- [The problem]: Your task is to give the number of lines in the listing that include "RUPEES", and nothing else.
++++ Record list ++++
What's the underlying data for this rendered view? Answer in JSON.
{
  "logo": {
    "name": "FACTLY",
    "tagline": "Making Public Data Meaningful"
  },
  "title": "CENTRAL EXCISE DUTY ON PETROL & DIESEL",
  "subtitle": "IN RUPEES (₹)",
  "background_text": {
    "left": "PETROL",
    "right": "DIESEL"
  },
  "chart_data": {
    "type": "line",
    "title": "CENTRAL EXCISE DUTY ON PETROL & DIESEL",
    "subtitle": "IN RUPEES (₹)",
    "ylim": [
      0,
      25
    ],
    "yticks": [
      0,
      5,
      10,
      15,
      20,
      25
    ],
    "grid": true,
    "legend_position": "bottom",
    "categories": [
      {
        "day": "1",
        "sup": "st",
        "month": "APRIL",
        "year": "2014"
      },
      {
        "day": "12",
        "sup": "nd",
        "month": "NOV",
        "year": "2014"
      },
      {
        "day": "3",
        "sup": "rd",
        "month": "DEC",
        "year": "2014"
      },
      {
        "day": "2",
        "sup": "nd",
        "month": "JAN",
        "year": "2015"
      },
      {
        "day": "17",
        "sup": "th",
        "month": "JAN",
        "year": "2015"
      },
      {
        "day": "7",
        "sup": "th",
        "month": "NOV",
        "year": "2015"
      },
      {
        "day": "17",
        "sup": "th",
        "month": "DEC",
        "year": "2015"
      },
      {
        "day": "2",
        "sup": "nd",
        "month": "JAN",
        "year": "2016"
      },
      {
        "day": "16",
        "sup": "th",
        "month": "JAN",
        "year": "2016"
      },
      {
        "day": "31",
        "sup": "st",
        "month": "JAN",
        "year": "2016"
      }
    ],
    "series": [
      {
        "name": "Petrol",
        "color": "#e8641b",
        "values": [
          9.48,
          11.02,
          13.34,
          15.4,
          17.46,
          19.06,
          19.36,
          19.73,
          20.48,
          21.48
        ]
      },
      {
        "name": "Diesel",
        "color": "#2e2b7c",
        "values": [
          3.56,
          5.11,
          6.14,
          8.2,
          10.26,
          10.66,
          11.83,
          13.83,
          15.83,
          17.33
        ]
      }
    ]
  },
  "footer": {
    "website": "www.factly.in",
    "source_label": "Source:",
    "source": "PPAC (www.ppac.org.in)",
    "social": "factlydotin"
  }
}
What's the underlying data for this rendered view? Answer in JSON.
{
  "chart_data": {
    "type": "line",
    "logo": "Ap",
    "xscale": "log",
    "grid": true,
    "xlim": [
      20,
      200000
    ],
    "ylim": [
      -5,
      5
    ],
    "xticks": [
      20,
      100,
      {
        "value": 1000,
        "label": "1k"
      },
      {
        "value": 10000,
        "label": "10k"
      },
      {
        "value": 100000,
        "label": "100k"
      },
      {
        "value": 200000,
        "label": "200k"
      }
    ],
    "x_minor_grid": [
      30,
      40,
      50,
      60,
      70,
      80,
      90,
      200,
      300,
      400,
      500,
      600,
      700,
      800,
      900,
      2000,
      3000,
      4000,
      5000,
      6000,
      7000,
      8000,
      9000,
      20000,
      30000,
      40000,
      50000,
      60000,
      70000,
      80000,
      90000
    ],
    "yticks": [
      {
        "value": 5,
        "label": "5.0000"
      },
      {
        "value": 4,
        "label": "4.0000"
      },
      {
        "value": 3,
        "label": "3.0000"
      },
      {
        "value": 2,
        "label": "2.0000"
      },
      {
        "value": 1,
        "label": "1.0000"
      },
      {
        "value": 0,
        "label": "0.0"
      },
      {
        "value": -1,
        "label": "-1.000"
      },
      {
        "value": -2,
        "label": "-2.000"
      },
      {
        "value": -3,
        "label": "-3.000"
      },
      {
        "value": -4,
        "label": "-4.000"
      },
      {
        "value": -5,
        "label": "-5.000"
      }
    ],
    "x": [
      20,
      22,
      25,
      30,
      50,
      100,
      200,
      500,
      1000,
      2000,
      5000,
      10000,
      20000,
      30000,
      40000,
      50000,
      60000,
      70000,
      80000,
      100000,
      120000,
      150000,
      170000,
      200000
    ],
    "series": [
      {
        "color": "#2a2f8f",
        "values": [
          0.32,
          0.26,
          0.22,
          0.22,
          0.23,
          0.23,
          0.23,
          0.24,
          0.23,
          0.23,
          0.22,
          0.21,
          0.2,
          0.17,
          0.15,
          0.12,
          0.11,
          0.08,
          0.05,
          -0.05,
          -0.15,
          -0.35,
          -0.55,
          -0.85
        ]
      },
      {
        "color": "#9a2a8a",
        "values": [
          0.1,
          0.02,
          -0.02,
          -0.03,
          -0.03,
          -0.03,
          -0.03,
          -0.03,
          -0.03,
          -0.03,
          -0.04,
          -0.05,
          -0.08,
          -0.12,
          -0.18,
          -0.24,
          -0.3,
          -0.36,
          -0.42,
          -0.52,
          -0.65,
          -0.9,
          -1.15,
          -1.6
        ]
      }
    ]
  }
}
++++
- [Output of the exercise]: 2